What you should do: Count the lines below that contain the word "Министерства", and report only that number.

Source data:
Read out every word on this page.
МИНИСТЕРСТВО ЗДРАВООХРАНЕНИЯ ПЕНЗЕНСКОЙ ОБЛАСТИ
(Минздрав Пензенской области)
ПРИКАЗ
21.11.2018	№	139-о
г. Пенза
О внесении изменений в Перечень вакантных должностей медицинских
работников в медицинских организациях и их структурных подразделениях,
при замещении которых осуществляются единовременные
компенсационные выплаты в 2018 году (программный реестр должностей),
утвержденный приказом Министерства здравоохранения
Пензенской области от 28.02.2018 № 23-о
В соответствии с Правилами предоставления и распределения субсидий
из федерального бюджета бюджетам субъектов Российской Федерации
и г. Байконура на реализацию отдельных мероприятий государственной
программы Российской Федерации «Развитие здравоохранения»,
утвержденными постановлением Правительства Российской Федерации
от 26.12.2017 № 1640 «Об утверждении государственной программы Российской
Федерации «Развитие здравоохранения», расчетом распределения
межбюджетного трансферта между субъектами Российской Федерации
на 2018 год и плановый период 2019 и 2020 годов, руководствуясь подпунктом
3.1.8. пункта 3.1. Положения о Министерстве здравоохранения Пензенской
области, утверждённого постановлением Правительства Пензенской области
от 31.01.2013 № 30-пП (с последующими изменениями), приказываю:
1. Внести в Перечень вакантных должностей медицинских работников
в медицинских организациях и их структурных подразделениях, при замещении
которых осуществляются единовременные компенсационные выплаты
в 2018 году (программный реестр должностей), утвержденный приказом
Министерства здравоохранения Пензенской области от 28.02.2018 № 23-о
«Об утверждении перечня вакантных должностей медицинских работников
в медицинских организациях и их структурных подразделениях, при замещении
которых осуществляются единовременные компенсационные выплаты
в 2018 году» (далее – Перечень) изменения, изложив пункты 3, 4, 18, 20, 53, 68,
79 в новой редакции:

Response to the task: 2